# Start of Record list

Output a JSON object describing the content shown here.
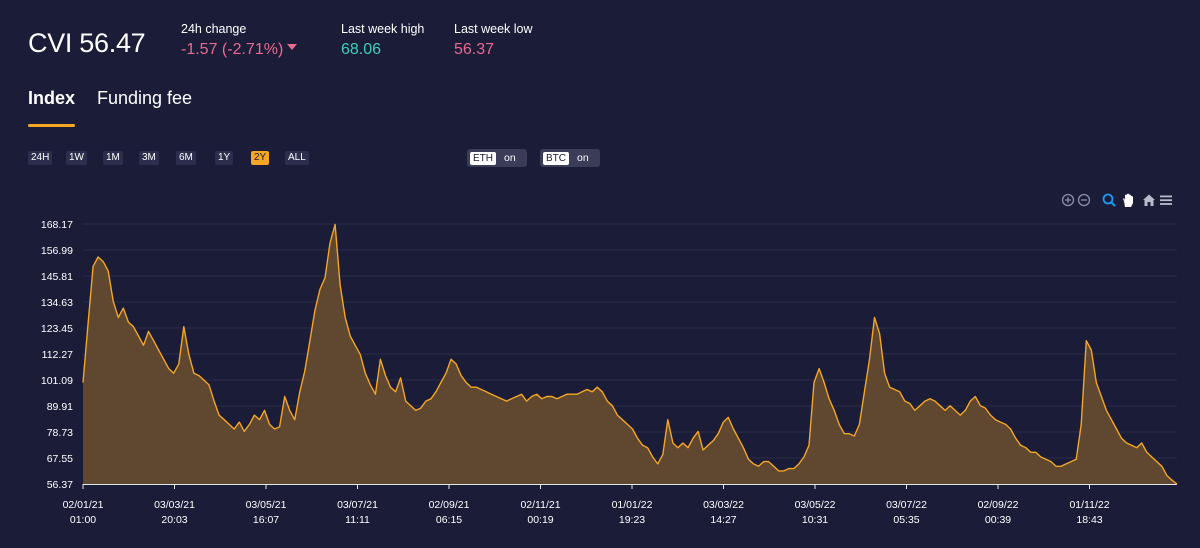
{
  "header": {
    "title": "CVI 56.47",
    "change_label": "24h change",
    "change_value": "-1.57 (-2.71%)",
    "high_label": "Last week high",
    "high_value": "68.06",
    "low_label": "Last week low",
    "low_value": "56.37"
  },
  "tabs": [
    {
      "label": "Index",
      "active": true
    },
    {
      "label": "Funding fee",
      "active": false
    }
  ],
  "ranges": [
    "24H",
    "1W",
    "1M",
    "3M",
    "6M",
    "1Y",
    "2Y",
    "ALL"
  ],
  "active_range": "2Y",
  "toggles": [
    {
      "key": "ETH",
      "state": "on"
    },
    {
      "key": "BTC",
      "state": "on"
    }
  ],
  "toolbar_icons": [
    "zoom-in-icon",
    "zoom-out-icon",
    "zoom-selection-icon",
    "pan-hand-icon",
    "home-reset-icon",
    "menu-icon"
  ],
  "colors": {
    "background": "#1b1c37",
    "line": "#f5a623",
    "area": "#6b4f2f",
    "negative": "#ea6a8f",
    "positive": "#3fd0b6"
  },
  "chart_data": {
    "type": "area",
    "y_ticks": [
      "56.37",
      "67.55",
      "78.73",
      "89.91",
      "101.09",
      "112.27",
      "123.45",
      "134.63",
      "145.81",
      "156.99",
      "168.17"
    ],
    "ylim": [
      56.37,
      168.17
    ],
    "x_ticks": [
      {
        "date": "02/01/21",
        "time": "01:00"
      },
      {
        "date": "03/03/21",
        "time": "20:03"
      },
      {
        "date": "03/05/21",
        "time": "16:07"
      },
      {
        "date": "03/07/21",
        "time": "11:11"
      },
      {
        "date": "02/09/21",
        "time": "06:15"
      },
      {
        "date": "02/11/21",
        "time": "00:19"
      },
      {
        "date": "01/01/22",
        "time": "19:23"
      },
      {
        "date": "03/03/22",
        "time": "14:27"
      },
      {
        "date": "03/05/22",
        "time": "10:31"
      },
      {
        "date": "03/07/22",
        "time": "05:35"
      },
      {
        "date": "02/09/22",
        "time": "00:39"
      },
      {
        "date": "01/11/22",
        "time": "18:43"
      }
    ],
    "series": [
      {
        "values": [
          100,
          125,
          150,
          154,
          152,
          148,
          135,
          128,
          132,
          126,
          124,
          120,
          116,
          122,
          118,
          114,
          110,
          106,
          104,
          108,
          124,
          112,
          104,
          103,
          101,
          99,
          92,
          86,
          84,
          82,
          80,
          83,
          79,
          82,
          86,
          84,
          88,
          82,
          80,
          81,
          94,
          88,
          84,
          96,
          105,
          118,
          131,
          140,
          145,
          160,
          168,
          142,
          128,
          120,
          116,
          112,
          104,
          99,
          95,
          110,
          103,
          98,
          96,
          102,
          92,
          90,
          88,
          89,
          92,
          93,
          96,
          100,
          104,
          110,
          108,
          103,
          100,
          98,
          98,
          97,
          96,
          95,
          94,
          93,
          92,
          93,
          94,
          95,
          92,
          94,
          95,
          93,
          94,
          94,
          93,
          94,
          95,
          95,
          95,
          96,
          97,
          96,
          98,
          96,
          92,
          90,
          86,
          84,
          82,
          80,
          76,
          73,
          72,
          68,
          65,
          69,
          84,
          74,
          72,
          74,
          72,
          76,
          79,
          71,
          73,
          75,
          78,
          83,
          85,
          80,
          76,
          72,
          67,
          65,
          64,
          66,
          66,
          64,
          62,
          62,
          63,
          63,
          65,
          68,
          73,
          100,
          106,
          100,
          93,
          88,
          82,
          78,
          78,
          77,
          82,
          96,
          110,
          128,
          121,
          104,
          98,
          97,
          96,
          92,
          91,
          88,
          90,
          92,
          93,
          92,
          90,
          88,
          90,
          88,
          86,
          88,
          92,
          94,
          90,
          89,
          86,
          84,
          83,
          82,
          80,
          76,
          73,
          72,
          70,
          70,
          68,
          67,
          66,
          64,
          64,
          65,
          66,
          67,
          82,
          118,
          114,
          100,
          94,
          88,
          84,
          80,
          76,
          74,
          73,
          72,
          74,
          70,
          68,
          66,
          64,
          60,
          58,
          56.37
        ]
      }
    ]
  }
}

# End of Record list

What you have to do >> From the listing, copy every line where the string "Last" appears.

Answer for the task >>
    "high_label": "Last week high",
    "low_label": "Last week low",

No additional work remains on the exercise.